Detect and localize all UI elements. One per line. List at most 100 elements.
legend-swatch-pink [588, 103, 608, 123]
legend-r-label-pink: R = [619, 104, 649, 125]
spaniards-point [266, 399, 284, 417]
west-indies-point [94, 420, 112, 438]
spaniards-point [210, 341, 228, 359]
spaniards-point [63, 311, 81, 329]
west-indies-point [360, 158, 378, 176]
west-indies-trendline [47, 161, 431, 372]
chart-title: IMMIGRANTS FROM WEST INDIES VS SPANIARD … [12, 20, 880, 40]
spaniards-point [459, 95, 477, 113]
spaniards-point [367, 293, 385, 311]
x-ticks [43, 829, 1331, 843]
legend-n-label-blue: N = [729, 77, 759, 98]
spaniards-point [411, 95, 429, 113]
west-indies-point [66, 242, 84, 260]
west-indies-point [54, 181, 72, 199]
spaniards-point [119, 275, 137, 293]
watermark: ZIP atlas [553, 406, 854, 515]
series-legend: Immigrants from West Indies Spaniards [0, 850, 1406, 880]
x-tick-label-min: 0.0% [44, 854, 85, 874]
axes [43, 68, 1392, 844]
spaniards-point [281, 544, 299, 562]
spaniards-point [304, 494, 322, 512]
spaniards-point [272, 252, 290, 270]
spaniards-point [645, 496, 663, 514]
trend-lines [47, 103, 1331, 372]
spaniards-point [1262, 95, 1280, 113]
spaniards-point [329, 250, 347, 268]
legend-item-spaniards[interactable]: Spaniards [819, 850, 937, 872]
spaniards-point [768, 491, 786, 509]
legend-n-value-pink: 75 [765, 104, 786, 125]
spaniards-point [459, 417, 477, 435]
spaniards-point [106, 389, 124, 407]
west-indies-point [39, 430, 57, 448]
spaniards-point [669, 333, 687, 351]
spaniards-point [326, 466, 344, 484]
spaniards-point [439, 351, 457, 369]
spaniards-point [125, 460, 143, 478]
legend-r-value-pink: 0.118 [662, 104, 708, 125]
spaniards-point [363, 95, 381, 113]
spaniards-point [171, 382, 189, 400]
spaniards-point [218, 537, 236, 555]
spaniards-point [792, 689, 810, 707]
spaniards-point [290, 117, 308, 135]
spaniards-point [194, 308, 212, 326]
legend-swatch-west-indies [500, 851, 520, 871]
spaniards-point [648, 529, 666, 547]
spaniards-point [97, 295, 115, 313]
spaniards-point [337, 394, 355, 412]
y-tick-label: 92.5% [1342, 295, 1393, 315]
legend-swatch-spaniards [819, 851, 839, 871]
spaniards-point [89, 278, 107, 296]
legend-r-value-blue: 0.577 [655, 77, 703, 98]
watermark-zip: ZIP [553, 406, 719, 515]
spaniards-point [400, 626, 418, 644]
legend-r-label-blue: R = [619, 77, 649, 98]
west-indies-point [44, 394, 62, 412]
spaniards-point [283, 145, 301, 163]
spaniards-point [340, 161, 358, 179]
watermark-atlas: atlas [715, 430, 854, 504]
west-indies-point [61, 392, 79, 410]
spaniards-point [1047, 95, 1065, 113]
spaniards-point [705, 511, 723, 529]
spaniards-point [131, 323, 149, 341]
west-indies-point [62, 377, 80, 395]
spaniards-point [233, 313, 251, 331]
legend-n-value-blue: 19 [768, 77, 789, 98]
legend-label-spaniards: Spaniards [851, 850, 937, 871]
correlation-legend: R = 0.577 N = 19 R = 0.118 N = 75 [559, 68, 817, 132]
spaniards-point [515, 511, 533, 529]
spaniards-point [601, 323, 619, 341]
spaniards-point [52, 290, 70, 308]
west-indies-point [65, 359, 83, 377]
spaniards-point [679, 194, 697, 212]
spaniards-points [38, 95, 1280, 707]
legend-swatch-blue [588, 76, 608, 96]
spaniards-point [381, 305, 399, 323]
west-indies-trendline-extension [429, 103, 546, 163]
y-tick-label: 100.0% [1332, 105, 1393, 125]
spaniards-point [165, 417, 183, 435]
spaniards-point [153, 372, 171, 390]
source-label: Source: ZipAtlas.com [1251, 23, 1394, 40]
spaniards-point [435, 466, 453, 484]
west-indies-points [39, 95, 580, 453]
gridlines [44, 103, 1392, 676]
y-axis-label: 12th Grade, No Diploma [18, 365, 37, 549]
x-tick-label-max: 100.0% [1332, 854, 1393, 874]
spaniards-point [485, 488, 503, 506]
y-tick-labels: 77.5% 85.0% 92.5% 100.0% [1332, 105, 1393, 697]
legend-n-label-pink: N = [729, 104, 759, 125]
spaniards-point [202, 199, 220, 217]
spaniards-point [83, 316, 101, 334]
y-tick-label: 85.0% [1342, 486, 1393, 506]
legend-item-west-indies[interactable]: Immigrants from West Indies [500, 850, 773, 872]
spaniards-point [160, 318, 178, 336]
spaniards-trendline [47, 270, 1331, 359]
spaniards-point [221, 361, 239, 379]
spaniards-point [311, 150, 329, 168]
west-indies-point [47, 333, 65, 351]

--------

### Exercise description
Edit the items above by changing "chart-title" to "chart-heading" and leave every other line as it stands.

### Finished task
Detect and localize all UI elements. One per line. List at most 100 elements.
legend-swatch-pink [588, 103, 608, 123]
legend-r-label-pink: R = [619, 104, 649, 125]
spaniards-point [266, 399, 284, 417]
west-indies-point [94, 420, 112, 438]
spaniards-point [210, 341, 228, 359]
spaniards-point [63, 311, 81, 329]
west-indies-point [360, 158, 378, 176]
west-indies-trendline [47, 161, 431, 372]
chart-heading: IMMIGRANTS FROM WEST INDIES VS SPANIARD … [12, 20, 880, 40]
spaniards-point [459, 95, 477, 113]
spaniards-point [367, 293, 385, 311]
x-ticks [43, 829, 1331, 843]
legend-n-label-blue: N = [729, 77, 759, 98]
spaniards-point [411, 95, 429, 113]
west-indies-point [66, 242, 84, 260]
west-indies-point [54, 181, 72, 199]
spaniards-point [119, 275, 137, 293]
watermark: ZIP atlas [553, 406, 854, 515]
series-legend: Immigrants from West Indies Spaniards [0, 850, 1406, 880]
x-tick-label-min: 0.0% [44, 854, 85, 874]
axes [43, 68, 1392, 844]
spaniards-point [281, 544, 299, 562]
spaniards-point [304, 494, 322, 512]
spaniards-point [272, 252, 290, 270]
spaniards-point [645, 496, 663, 514]
trend-lines [47, 103, 1331, 372]
spaniards-point [1262, 95, 1280, 113]
spaniards-point [329, 250, 347, 268]
legend-item-spaniards[interactable]: Spaniards [819, 850, 937, 872]
spaniards-point [768, 491, 786, 509]
legend-n-value-pink: 75 [765, 104, 786, 125]
spaniards-point [459, 417, 477, 435]
spaniards-point [106, 389, 124, 407]
west-indies-point [39, 430, 57, 448]
spaniards-point [669, 333, 687, 351]
spaniards-point [326, 466, 344, 484]
spaniards-point [439, 351, 457, 369]
spaniards-point [125, 460, 143, 478]
legend-r-value-pink: 0.118 [662, 104, 708, 125]
spaniards-point [363, 95, 381, 113]
spaniards-point [171, 382, 189, 400]
spaniards-point [218, 537, 236, 555]
spaniards-point [792, 689, 810, 707]
spaniards-point [290, 117, 308, 135]
spaniards-point [194, 308, 212, 326]
legend-swatch-west-indies [500, 851, 520, 871]
spaniards-point [648, 529, 666, 547]
spaniards-point [97, 295, 115, 313]
spaniards-point [337, 394, 355, 412]
y-tick-label: 92.5% [1342, 295, 1393, 315]
legend-swatch-spaniards [819, 851, 839, 871]
spaniards-point [89, 278, 107, 296]
legend-r-value-blue: 0.577 [655, 77, 703, 98]
watermark-zip: ZIP [553, 406, 719, 515]
spaniards-point [400, 626, 418, 644]
legend-r-label-blue: R = [619, 77, 649, 98]
west-indies-point [44, 394, 62, 412]
spaniards-point [283, 145, 301, 163]
spaniards-point [340, 161, 358, 179]
watermark-atlas: atlas [715, 430, 854, 504]
west-indies-point [61, 392, 79, 410]
spaniards-point [1047, 95, 1065, 113]
spaniards-point [705, 511, 723, 529]
spaniards-point [131, 323, 149, 341]
west-indies-point [62, 377, 80, 395]
spaniards-point [233, 313, 251, 331]
legend-n-value-blue: 19 [768, 77, 789, 98]
legend-label-spaniards: Spaniards [851, 850, 937, 871]
correlation-legend: R = 0.577 N = 19 R = 0.118 N = 75 [559, 68, 817, 132]
spaniards-point [515, 511, 533, 529]
spaniards-point [601, 323, 619, 341]
spaniards-point [52, 290, 70, 308]
west-indies-point [65, 359, 83, 377]
spaniards-point [679, 194, 697, 212]
spaniards-points [38, 95, 1280, 707]
legend-swatch-blue [588, 76, 608, 96]
spaniards-point [381, 305, 399, 323]
west-indies-trendline-extension [429, 103, 546, 163]
y-tick-label: 100.0% [1332, 105, 1393, 125]
spaniards-point [165, 417, 183, 435]
spaniards-point [153, 372, 171, 390]
source-label: Source: ZipAtlas.com [1251, 23, 1394, 40]
spaniards-point [435, 466, 453, 484]
west-indies-points [39, 95, 580, 453]
gridlines [44, 103, 1392, 676]
y-axis-label: 12th Grade, No Diploma [18, 365, 37, 549]
x-tick-label-max: 100.0% [1332, 854, 1393, 874]
spaniards-point [485, 488, 503, 506]
y-tick-labels: 77.5% 85.0% 92.5% 100.0% [1332, 105, 1393, 697]
legend-n-label-pink: N = [729, 104, 759, 125]
spaniards-point [202, 199, 220, 217]
spaniards-point [83, 316, 101, 334]
y-tick-label: 85.0% [1342, 486, 1393, 506]
legend-item-west-indies[interactable]: Immigrants from West Indies [500, 850, 773, 872]
spaniards-point [160, 318, 178, 336]
spaniards-trendline [47, 270, 1331, 359]
spaniards-point [221, 361, 239, 379]
spaniards-point [311, 150, 329, 168]
west-indies-point [47, 333, 65, 351]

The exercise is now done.